═════ Lesetext

Die Verletzung eines Fisches durch einen Angelhaken ist in der Regel äußerst gering und auch eine schonende Anlandung sowie vorsichtige Behandlung des Fisches vor dem Zurücksetzen als auch ein kurzes Erinnerungsfoto beim Zurücksetzen (s. BILD) bergen kein hohes Verletzungsrisiko für den Fisch. Die nach geltender Rechtsprechung für eine Verurteilung vorausgesetzten gewichtigen und gravierenden Beeinträchtigungen lassen sich also nicht ohne Weiteres durch das Fangen und Zurücksetzen von Fischen begründen.
Warum aber ging Ivonne Schönherr nun dem „befremdlichen Hobby“ (BILD) Angeln nach?

══════════

Aufgaben:
1. Wie groß ist laut dem Text über das Zurücksetzen von Fischen die Verletzung eines Fisches durch einen Angelhaken in der Regel?
2. Schreib den Text über das Zurücksetzen von Fischen nach seinem letzten Satz weiter.
Die Datensätze haben mit dem Text über das Zurücksetzen von Fischen nichts zu tun.

═════ Auszüge aus Datensätzen

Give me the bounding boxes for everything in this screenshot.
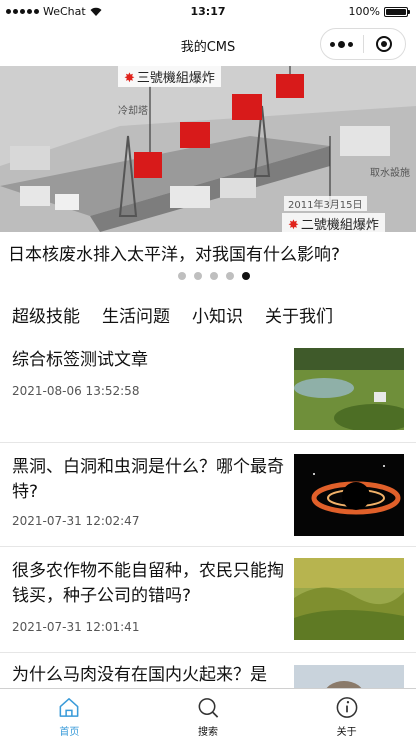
tab-bar: 首页 搜索 关于	[0, 688, 416, 738]
category-item[interactable]: 生活问题	[102, 302, 170, 327]
category-item[interactable]: 关于我们	[265, 302, 333, 327]
tab-label: 首页	[59, 727, 80, 738]
category-item[interactable]: 超级技能	[12, 302, 80, 327]
tab-search[interactable]: 搜索	[139, 689, 278, 738]
category-nav: 超级技能 生活问题 小知识 关于我们	[12, 302, 333, 327]
close-target-icon	[376, 36, 393, 52]
tab-label: 搜索	[198, 727, 218, 738]
article-title: 为什么马肉没有在国内火起来？是	[12, 665, 267, 685]
search-icon	[198, 698, 219, 718]
carousel-indicators	[0, 272, 416, 280]
more-menu-button[interactable]	[321, 40, 363, 48]
article-title: 很多农作物不能自留种，农民只能掏钱买，种子公司的错吗?	[12, 561, 284, 606]
banner-carousel[interactable]: ✸ 三號機組爆炸 冷却塔 取水設施 2011年3月15日 ✸ 二號機組爆炸	[0, 66, 416, 232]
article-item[interactable]: 为什么马肉没有在国内火起来？是	[0, 652, 416, 688]
tab-label: 关于	[336, 727, 357, 738]
mini-program-capsule	[320, 28, 406, 60]
close-mini-program-button[interactable]	[364, 36, 406, 52]
banner-caption-intake: 取水設施	[370, 168, 410, 179]
info-icon	[336, 697, 358, 718]
article-date: 2021-08-06 13:52:58	[12, 384, 140, 398]
article-title: 综合标签测试文章	[12, 350, 148, 370]
article-title: 黑洞、白洞和虫洞是什么？哪个最奇特?	[12, 457, 284, 502]
carousel-dot[interactable]	[242, 272, 250, 280]
carousel-dot[interactable]	[194, 272, 202, 280]
article-thumbnail	[294, 558, 404, 640]
article-item[interactable]: 综合标签测试文章 2021-08-06 13:52:58	[0, 340, 416, 442]
article-date: 2021-07-31 12:01:41	[12, 620, 140, 634]
carousel-dot[interactable]	[210, 272, 218, 280]
category-item[interactable]: 小知识	[192, 302, 243, 327]
carousel-dot[interactable]	[178, 272, 186, 280]
tab-home[interactable]: 首页	[0, 689, 139, 738]
home-icon	[59, 698, 79, 717]
article-item[interactable]: 黑洞、白洞和虫洞是什么？哪个最奇特? 2021-07-31 12:02:47	[0, 442, 416, 546]
article-thumbnail	[294, 665, 404, 688]
banner-title[interactable]: 日本核废水排入太平洋，对我国有什么影响?	[8, 240, 340, 265]
article-thumbnail	[294, 348, 404, 430]
banner-caption-unit3: ✸ 三號機組爆炸	[118, 66, 221, 87]
navigation-bar: 我的CMS	[0, 24, 416, 66]
carousel-dot[interactable]	[226, 272, 234, 280]
tab-about[interactable]: 关于	[277, 689, 416, 738]
status-bar: WeChat 13:17 100%	[0, 0, 416, 24]
battery-area: 100%	[348, 5, 410, 18]
battery-icon	[384, 6, 410, 17]
battery-percent: 100%	[348, 5, 380, 18]
banner-caption-date: 2011年3月15日	[284, 196, 367, 211]
banner-caption-tower: 冷却塔	[118, 106, 148, 117]
more-icon	[330, 41, 336, 47]
article-item[interactable]: 很多农作物不能自留种，农民只能掏钱买，种子公司的错吗? 2021-07-31 1…	[0, 546, 416, 652]
article-date: 2021-07-31 12:02:47	[12, 514, 140, 528]
banner-caption-unit2: ✸ 二號機組爆炸	[282, 213, 385, 232]
article-thumbnail	[294, 454, 404, 536]
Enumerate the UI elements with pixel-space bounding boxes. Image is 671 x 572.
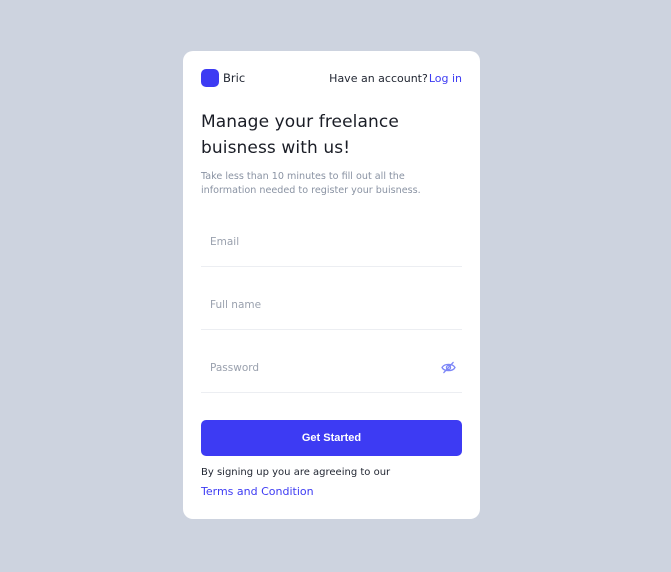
account-prompt-text: Have an account? — [329, 71, 428, 85]
agreement-text: By signing up you are agreeing to our — [201, 467, 391, 478]
terms-link[interactable]: Terms and Condition — [201, 485, 314, 498]
full-name-input[interactable] — [201, 281, 462, 329]
password-field-wrapper — [201, 344, 462, 393]
brand-logo-icon — [201, 69, 219, 87]
account-prompt-row: Have an account?Log in — [329, 72, 462, 85]
page-title: Manage your freelance buisness with us! — [201, 109, 462, 161]
signup-card: Bric Have an account?Log in Manage your … — [183, 51, 480, 519]
eye-off-icon[interactable] — [441, 361, 456, 374]
email-field-wrapper — [201, 218, 462, 267]
title-line-1: Manage your freelance — [201, 112, 399, 132]
login-link[interactable]: Log in — [429, 72, 462, 85]
brand-name: Bric — [223, 71, 246, 85]
page-subtitle: Take less than 10 minutes to fill out al… — [201, 171, 421, 196]
password-input[interactable] — [201, 344, 462, 392]
full-name-field-wrapper — [201, 281, 462, 330]
title-line-2: buisness with us! — [201, 138, 351, 158]
get-started-button[interactable]: Get Started — [201, 420, 462, 456]
brand: Bric — [201, 69, 245, 87]
email-input[interactable] — [201, 218, 462, 266]
card-header: Bric Have an account?Log in — [201, 69, 462, 87]
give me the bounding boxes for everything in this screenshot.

══════════

Antworten:
1. In der Regel äußerst gering.

2.
BILD schreibt, die Schauspielerin finge Fische, um sie danach wieder freizulassen, zitiert aber wenige Zeilen später den Verzehr von gefangenen Fischen. Für das Töten der großen Fische gab es keinen vernünftigen Grund, wie er nach § 17 Nr.1 für das Töten von Wirbeltieren Voraussetzung ist. Also hat Ivonne Schönherr dies unterlassen, was ihr jetzt unrechtmäßigerweise zum Vorwurf gemacht wird. Aber zum einen aus rechtlicher, zum anderen auch aus ökologischer Sicht ist das Handeln von Ivonne Schönherr zu begrüßen. 

Große Fische spielen der Wissenschaft zufolge beim Erhalt der Fischbestände eine entscheidende Rolle, da die Körpergröße positiv zusammenhängt mit zahlreichen reproduktiven Eigenschaften wie z.B. besserer Fruchtbarkeit, Eiqualität, Larvenvitalität. Es gibt also neben Gründen für die Mitnahme geangelter Fische auch vernünftige Gründe, die das Zurücksetzen nicht nur untermaßiger Fische rechtfertigen.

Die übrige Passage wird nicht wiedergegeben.